## REQUEST:
Reproduce everything in the data, from its first line down to the line containing "legend-row <box>641 474 929 503</box>", with both of those lines included.

## ENTRIES PROVIDED:
--- START ---
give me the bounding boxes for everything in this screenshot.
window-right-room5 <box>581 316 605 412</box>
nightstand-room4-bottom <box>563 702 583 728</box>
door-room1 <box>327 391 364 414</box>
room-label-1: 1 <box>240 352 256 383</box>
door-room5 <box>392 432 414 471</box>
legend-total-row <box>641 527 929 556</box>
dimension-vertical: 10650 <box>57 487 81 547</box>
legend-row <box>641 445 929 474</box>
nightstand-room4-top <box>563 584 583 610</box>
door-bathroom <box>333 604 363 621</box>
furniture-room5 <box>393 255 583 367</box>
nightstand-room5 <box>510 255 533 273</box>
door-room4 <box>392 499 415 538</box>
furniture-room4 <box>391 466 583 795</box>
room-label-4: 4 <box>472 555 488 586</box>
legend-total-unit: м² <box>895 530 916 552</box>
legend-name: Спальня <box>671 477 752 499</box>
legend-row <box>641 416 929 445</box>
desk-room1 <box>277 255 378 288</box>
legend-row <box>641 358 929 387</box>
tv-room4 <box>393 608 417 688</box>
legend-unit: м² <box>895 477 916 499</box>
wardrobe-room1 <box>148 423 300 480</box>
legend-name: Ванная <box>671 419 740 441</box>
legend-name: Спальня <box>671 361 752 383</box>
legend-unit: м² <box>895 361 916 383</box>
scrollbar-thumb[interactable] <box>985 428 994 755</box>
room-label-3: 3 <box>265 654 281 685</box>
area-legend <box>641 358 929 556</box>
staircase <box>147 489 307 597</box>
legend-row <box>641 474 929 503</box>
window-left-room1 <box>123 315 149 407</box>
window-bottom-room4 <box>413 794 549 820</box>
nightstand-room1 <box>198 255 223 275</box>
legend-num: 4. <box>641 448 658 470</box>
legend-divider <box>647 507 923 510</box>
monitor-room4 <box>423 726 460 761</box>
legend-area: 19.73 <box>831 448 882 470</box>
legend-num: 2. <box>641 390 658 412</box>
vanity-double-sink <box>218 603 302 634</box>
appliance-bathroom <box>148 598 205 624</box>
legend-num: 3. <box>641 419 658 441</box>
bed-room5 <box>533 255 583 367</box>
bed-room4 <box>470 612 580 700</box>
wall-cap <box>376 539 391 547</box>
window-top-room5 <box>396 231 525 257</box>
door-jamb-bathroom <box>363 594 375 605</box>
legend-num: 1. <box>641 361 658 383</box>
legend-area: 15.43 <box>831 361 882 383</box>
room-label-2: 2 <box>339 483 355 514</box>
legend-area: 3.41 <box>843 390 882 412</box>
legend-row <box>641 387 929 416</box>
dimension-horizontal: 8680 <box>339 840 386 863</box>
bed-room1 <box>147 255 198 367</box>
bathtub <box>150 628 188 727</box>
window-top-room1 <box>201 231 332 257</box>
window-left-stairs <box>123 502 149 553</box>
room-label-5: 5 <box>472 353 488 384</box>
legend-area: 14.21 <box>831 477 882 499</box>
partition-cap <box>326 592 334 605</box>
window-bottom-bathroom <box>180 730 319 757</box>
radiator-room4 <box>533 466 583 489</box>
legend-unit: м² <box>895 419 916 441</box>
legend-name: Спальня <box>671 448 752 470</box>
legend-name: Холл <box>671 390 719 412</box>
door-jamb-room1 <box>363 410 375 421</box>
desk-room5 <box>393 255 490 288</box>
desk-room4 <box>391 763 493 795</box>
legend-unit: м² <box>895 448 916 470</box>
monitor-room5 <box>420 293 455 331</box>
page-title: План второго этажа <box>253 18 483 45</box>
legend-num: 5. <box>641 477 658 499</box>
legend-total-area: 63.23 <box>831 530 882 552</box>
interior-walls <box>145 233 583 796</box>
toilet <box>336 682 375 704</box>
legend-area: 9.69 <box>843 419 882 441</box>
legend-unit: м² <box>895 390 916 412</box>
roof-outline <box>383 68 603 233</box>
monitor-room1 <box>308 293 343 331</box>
--- END ---
## RESPONSE BELOW:
give me the bounding boxes for everything in this screenshot.
window-right-room5 <box>581 316 605 412</box>
nightstand-room4-bottom <box>563 702 583 728</box>
door-room1 <box>327 391 364 414</box>
room-label-1: 1 <box>240 352 256 383</box>
door-room5 <box>392 432 414 471</box>
legend-total-row <box>641 527 929 556</box>
dimension-vertical: 10650 <box>57 487 81 547</box>
legend-row <box>641 445 929 474</box>
nightstand-room4-top <box>563 584 583 610</box>
door-bathroom <box>333 604 363 621</box>
furniture-room5 <box>393 255 583 367</box>
nightstand-room5 <box>510 255 533 273</box>
door-room4 <box>392 499 415 538</box>
furniture-room4 <box>391 466 583 795</box>
room-label-4: 4 <box>472 555 488 586</box>
legend-total-unit: м² <box>895 530 916 552</box>
legend-name: Спальня <box>671 477 752 499</box>
legend-row <box>641 416 929 445</box>
desk-room1 <box>277 255 378 288</box>
legend-row <box>641 358 929 387</box>
tv-room4 <box>393 608 417 688</box>
legend-unit: м² <box>895 477 916 499</box>
wardrobe-room1 <box>148 423 300 480</box>
legend-name: Ванная <box>671 419 740 441</box>
legend-name: Спальня <box>671 361 752 383</box>
legend-unit: м² <box>895 361 916 383</box>
scrollbar-thumb[interactable] <box>985 428 994 755</box>
room-label-3: 3 <box>265 654 281 685</box>
area-legend <box>641 358 929 556</box>
staircase <box>147 489 307 597</box>
legend-row <box>641 474 929 503</box>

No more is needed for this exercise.